╭─ SELECTION
Venezuela dismissed the charges and revelations from the laptops as “inventions.”

Domestic critics continued to puzzle over why Chavez mobilized troops when it was Ecuador that Colombia invaded. One Chavez official said the mobilization was a “preventive measure,” which only fed the suspicions of analysts such as Teodoro Petkoff, who wrote in a newspaper column that the move could be interpreted as a bid to protect FARC units believed to be camped on the Venezuelan side of the frontier.

Chavez may have called for the mobilization to distract voters from internal problems including food scarcities, deteriorating public services and inflation, said David Scott Palmer, a professor who is head of Latin American studies at Boston University.

“As we all know, a good foreign crisis is the best way to deflect attention from domestic problems,” Palmer said.
╰─
╭─ DATASET EXCERPTS
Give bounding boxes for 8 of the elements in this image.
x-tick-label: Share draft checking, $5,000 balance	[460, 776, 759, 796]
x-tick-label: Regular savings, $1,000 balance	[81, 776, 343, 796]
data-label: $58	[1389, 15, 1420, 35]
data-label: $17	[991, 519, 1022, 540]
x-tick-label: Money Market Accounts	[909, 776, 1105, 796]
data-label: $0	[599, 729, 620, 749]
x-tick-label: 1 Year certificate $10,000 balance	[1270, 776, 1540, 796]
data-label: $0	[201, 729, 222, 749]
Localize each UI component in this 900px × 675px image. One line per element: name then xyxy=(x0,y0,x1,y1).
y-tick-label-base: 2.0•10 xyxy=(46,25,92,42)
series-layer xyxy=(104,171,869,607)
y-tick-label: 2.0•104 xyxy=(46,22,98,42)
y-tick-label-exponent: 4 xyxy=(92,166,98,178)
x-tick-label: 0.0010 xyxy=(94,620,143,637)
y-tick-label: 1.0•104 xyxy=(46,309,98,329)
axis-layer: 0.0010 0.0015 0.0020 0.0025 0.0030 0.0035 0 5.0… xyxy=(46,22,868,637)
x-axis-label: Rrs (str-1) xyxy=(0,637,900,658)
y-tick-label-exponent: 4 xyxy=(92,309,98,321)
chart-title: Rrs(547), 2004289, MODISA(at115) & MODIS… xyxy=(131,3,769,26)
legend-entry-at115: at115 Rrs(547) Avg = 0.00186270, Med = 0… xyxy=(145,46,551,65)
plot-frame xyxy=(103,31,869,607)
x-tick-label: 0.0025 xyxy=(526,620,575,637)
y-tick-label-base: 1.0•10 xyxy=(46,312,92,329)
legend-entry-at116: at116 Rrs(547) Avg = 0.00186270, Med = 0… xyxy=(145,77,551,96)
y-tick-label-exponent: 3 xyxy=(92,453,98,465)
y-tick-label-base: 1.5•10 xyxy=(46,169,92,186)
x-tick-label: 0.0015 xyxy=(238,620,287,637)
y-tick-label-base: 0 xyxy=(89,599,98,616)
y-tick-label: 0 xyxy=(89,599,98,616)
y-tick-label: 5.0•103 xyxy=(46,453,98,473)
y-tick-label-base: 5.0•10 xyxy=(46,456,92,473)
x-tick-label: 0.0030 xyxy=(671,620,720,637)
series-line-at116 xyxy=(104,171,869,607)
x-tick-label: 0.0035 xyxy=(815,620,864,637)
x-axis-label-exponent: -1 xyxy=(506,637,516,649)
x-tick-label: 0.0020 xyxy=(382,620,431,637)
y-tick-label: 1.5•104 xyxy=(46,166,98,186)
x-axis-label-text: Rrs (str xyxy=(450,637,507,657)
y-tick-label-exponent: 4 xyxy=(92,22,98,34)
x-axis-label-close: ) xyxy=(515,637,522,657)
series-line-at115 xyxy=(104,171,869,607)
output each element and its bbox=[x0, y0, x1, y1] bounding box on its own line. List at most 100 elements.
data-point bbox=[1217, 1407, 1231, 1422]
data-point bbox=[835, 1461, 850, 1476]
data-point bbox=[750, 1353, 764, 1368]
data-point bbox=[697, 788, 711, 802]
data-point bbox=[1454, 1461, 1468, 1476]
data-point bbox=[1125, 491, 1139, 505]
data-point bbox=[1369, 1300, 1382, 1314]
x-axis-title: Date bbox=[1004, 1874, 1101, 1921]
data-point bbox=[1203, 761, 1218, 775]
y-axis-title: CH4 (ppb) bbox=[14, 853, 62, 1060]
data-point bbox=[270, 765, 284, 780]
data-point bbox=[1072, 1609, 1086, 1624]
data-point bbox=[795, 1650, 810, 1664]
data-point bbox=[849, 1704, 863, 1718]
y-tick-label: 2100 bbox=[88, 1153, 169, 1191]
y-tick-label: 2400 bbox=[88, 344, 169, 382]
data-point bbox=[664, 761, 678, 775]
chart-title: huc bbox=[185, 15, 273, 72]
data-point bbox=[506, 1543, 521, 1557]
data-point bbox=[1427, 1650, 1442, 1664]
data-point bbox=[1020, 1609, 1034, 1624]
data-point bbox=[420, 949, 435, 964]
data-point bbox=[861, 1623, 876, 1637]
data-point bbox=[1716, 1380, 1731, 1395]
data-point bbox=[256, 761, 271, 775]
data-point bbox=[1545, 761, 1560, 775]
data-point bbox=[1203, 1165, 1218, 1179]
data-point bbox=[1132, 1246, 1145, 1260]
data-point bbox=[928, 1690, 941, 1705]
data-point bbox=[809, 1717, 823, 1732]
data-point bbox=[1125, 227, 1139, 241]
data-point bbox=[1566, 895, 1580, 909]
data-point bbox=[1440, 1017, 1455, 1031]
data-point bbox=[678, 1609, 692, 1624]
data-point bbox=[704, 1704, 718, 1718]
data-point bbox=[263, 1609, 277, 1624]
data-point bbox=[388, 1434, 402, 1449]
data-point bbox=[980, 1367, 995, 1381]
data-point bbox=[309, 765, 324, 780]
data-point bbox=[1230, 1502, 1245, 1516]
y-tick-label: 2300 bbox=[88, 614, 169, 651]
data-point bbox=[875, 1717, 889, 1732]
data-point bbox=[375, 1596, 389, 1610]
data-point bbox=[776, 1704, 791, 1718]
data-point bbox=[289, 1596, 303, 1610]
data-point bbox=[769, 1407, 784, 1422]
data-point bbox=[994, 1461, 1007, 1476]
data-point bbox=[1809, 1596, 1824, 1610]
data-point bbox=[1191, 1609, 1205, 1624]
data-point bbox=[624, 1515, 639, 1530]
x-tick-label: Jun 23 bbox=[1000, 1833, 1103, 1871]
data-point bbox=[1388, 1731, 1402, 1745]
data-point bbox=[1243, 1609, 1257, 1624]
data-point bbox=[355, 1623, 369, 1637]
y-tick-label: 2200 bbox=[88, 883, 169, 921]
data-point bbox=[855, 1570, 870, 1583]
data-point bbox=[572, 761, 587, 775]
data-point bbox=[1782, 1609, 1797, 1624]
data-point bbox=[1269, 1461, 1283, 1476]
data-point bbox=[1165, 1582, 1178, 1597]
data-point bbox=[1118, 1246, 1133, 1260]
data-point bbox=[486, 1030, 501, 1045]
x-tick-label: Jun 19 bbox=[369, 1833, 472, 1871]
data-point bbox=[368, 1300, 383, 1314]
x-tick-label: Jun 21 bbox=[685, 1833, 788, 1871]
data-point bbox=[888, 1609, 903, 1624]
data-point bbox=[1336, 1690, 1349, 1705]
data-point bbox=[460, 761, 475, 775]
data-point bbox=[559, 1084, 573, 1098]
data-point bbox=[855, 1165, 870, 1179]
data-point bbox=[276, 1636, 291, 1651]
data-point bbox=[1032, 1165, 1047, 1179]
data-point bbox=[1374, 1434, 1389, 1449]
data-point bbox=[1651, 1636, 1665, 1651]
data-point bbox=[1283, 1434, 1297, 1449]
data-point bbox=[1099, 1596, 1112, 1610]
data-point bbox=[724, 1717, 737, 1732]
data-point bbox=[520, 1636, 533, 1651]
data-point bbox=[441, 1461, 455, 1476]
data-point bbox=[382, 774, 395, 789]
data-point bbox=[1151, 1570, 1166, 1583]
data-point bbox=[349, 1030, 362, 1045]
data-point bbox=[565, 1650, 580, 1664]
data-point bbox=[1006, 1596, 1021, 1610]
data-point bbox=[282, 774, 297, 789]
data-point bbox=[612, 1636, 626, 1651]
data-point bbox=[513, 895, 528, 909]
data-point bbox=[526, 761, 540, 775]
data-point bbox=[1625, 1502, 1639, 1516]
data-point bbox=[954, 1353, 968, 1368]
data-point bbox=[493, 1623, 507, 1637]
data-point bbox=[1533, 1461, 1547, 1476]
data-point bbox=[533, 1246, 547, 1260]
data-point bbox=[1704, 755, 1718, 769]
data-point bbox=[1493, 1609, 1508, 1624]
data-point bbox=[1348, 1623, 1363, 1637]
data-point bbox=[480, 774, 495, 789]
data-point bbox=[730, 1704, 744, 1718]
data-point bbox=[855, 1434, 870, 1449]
╰─
DESCRIPTION OF THE TASK » Write what comes next in the article on Chavez's troop mobilization, starting after Palmer's remark about a good foreign crisis.

RESULT OF THE TASK »
Chavez has sealed the border to cargo, allowing in only perishable goods. While traffic moved smoothly at Colombian-Ecuadorean border points, hundreds of semi-trailers were backed up at several Colombian-Venezuelan crossings.

U.S. Defense Secretary Robert M. Gates and Adm. Michael G. Mullen, the chairman of the Joint Chiefs of Staff, said Wednesday that they “applauded” the success of the Colombian military in striking the FARC. But Gates’ views were in the minority among governments in the hemisphere, which mostly denounced Colombia’s incursion.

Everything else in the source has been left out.